__The problem__.
From the records below, extract all the text exactly and leave the images behind.

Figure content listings
┄┄┄┄┄┄┄┄┄┄┄┄┄┄┄┄┄┄┄┄

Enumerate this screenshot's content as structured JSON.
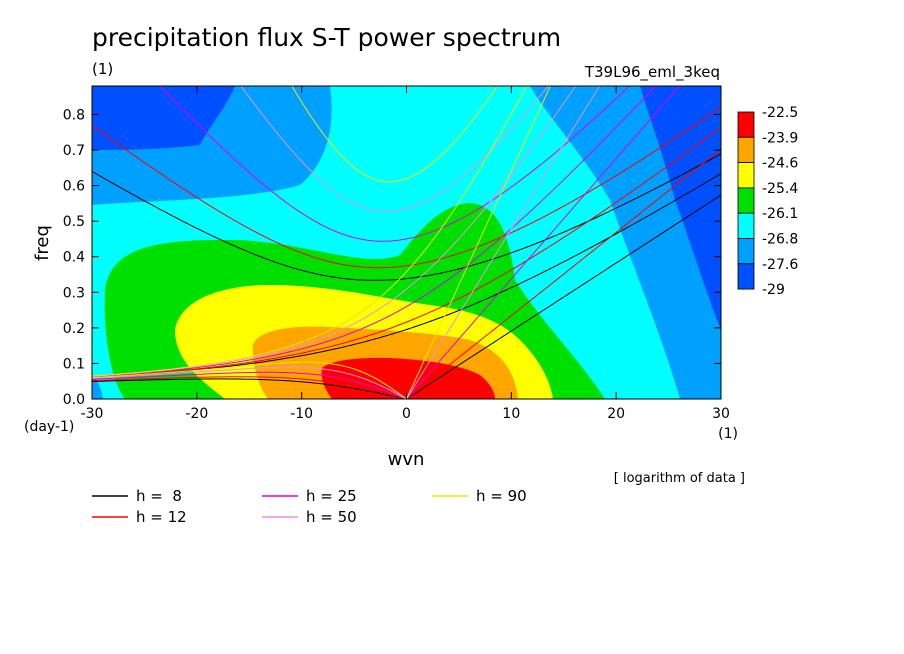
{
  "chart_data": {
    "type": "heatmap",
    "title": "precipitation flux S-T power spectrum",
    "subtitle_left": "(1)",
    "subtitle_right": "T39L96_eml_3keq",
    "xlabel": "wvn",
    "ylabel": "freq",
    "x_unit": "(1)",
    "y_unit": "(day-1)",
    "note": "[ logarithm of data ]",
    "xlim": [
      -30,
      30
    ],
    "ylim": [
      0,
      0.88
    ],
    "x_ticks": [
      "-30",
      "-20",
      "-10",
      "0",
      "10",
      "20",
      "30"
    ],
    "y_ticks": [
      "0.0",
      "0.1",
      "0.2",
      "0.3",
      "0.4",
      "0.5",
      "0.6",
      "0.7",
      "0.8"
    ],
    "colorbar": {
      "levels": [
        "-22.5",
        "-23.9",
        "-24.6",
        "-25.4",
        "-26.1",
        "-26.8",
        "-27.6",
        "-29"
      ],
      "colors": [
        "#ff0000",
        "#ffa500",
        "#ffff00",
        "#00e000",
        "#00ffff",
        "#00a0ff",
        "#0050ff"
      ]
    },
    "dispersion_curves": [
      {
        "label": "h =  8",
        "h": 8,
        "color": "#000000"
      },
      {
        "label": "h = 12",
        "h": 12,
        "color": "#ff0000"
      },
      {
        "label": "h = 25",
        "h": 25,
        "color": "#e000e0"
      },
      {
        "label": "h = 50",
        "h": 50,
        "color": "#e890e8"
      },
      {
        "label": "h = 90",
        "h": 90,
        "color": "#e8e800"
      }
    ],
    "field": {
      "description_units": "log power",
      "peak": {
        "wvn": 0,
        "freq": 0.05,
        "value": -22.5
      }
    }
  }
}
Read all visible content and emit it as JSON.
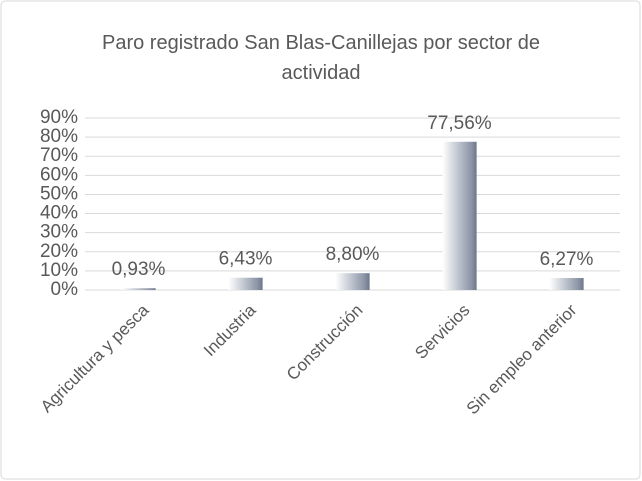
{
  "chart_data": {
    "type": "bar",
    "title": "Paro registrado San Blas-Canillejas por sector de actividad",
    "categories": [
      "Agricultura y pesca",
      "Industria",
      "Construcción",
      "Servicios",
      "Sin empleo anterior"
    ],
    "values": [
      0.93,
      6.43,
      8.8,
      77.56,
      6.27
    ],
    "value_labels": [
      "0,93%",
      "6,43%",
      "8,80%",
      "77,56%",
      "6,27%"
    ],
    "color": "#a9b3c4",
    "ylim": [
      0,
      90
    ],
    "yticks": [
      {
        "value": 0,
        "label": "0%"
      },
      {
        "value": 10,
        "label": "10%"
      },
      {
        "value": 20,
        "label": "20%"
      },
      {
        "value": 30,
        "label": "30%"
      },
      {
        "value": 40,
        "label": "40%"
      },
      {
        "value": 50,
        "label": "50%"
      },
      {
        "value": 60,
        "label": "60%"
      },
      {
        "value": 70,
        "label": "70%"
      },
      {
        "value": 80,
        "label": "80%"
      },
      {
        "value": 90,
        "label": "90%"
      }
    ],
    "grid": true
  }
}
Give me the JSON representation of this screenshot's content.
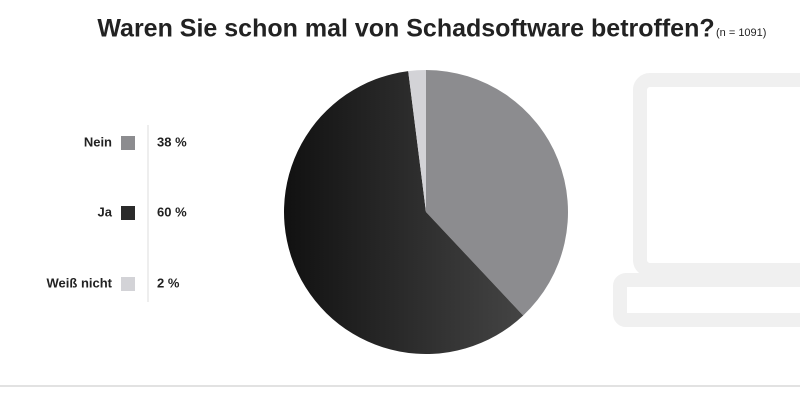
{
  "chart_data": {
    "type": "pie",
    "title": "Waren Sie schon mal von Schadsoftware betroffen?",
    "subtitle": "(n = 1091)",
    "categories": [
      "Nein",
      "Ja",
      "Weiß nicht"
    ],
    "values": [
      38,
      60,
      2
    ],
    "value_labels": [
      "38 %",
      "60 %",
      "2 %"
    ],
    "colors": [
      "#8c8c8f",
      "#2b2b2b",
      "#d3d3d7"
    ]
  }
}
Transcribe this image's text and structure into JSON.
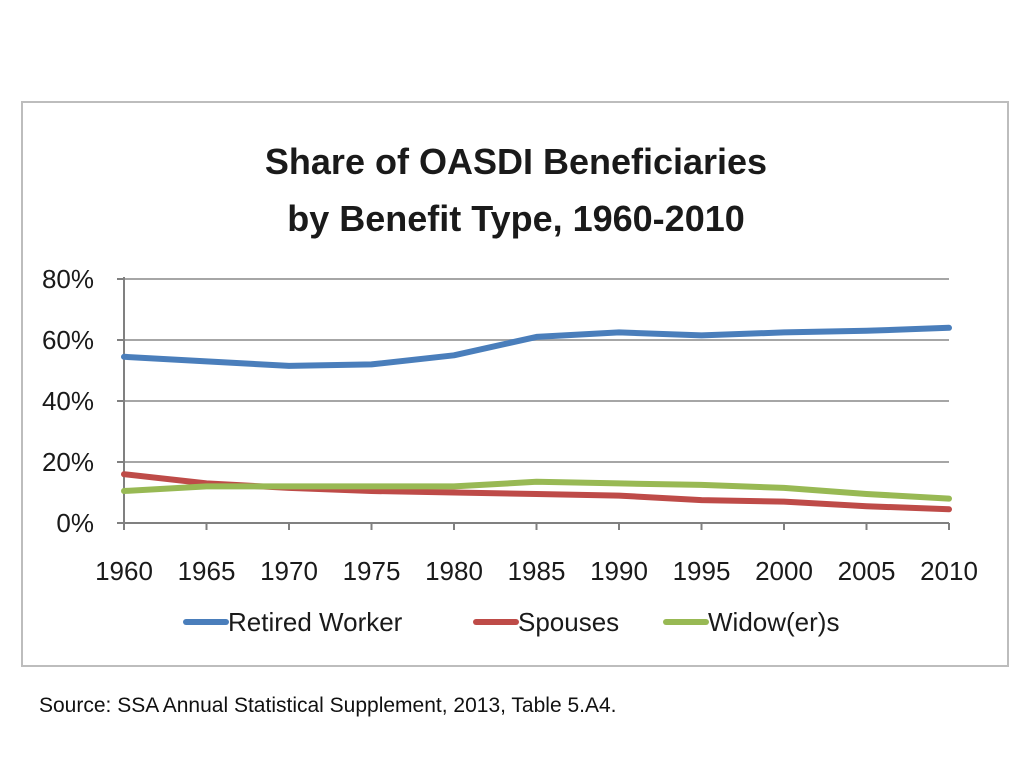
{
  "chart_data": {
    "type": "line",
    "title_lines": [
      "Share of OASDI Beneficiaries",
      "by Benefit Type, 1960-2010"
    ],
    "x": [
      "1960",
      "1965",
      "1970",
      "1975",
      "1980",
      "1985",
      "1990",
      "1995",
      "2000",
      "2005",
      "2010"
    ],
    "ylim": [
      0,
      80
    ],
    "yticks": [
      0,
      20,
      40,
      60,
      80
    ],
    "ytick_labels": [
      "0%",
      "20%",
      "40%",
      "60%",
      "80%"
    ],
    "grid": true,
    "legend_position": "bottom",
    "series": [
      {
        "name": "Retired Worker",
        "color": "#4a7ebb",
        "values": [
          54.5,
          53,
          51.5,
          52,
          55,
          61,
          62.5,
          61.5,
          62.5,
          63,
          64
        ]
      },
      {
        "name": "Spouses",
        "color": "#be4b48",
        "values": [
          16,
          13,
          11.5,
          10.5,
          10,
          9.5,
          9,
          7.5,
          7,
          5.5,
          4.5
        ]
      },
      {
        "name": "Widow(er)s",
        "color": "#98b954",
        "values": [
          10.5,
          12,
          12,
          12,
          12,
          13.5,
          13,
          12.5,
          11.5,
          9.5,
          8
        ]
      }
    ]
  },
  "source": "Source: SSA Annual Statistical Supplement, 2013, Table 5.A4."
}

┄┄┄┄┄┄┄┄┄┄┄┄┄┄┄┄┄┄┄┄

__Right answer__.
Enumerate this screenshot's content as structured JSON.
{
  "chart_data": {
    "type": "heatmap",
    "title": "precipitation flux S-T power spectrum",
    "subtitle_left": "(1)",
    "subtitle_right": "T39L96_eml_3keq",
    "xlabel": "wvn",
    "ylabel": "freq",
    "x_unit": "(1)",
    "y_unit": "(day-1)",
    "note": "[ logarithm of data ]",
    "xlim": [
      -30,
      30
    ],
    "ylim": [
      0,
      0.88
    ],
    "x_ticks": [
      "-30",
      "-20",
      "-10",
      "0",
      "10",
      "20",
      "30"
    ],
    "y_ticks": [
      "0.0",
      "0.1",
      "0.2",
      "0.3",
      "0.4",
      "0.5",
      "0.6",
      "0.7",
      "0.8"
    ],
    "colorbar": {
      "levels": [
        "-22.5",
        "-23.9",
        "-24.6",
        "-25.4",
        "-26.1",
        "-26.8",
        "-27.6",
        "-29"
      ],
      "colors": [
        "#ff0000",
        "#ffa500",
        "#ffff00",
        "#00e000",
        "#00ffff",
        "#00a0ff",
        "#0050ff"
      ]
    },
    "dispersion_curves": [
      {
        "label": "h =  8",
        "h": 8,
        "color": "#000000"
      },
      {
        "label": "h = 12",
        "h": 12,
        "color": "#ff0000"
      },
      {
        "label": "h = 25",
        "h": 25,
        "color": "#e000e0"
      },
      {
        "label": "h = 50",
        "h": 50,
        "color": "#e890e8"
      },
      {
        "label": "h = 90",
        "h": 90,
        "color": "#e8e800"
      }
    ],
    "field": {
      "description_units": "log power",
      "peak": {
        "wvn": 0,
        "freq": 0.05,
        "value": -22.5
      }
    }
  }
}
Read all visible content and emit it as JSON.
{
  "chart_data": {
    "type": "bar",
    "title": "Paro registrado San Blas-Canillejas por sector de actividad",
    "categories": [
      "Agricultura y pesca",
      "Industria",
      "Construcción",
      "Servicios",
      "Sin empleo anterior"
    ],
    "values": [
      0.93,
      6.43,
      8.8,
      77.56,
      6.27
    ],
    "value_labels": [
      "0,93%",
      "6,43%",
      "8,80%",
      "77,56%",
      "6,27%"
    ],
    "color": "#a9b3c4",
    "ylim": [
      0,
      90
    ],
    "yticks": [
      {
        "value": 0,
        "label": "0%"
      },
      {
        "value": 10,
        "label": "10%"
      },
      {
        "value": 20,
        "label": "20%"
      },
      {
        "value": 30,
        "label": "30%"
      },
      {
        "value": 40,
        "label": "40%"
      },
      {
        "value": 50,
        "label": "50%"
      },
      {
        "value": 60,
        "label": "60%"
      },
      {
        "value": 70,
        "label": "70%"
      },
      {
        "value": 80,
        "label": "80%"
      },
      {
        "value": 90,
        "label": "90%"
      }
    ],
    "grid": true
  }
}
Give me the JSON representation of this screenshot's content.
{
  "chart_data": {
    "type": "pie",
    "title": "Waren Sie schon mal von Schadsoftware betroffen?",
    "subtitle": "(n = 1091)",
    "categories": [
      "Nein",
      "Ja",
      "Weiß nicht"
    ],
    "values": [
      38,
      60,
      2
    ],
    "value_labels": [
      "38 %",
      "60 %",
      "2 %"
    ],
    "colors": [
      "#8c8c8f",
      "#2b2b2b",
      "#d3d3d7"
    ]
  }
}
Transcribe this image's text and structure into JSON.
{
  "chart_data": {
    "type": "line",
    "title_lines": [
      "Share of OASDI Beneficiaries",
      "by Benefit Type, 1960-2010"
    ],
    "x": [
      "1960",
      "1965",
      "1970",
      "1975",
      "1980",
      "1985",
      "1990",
      "1995",
      "2000",
      "2005",
      "2010"
    ],
    "ylim": [
      0,
      80
    ],
    "yticks": [
      0,
      20,
      40,
      60,
      80
    ],
    "ytick_labels": [
      "0%",
      "20%",
      "40%",
      "60%",
      "80%"
    ],
    "grid": true,
    "legend_position": "bottom",
    "series": [
      {
        "name": "Retired Worker",
        "color": "#4a7ebb",
        "values": [
          54.5,
          53,
          51.5,
          52,
          55,
          61,
          62.5,
          61.5,
          62.5,
          63,
          64
        ]
      },
      {
        "name": "Spouses",
        "color": "#be4b48",
        "values": [
          16,
          13,
          11.5,
          10.5,
          10,
          9.5,
          9,
          7.5,
          7,
          5.5,
          4.5
        ]
      },
      {
        "name": "Widow(er)s",
        "color": "#98b954",
        "values": [
          10.5,
          12,
          12,
          12,
          12,
          13.5,
          13,
          12.5,
          11.5,
          9.5,
          8
        ]
      }
    ]
  },
  "source": "Source: SSA Annual Statistical Supplement, 2013, Table 5.A4."
}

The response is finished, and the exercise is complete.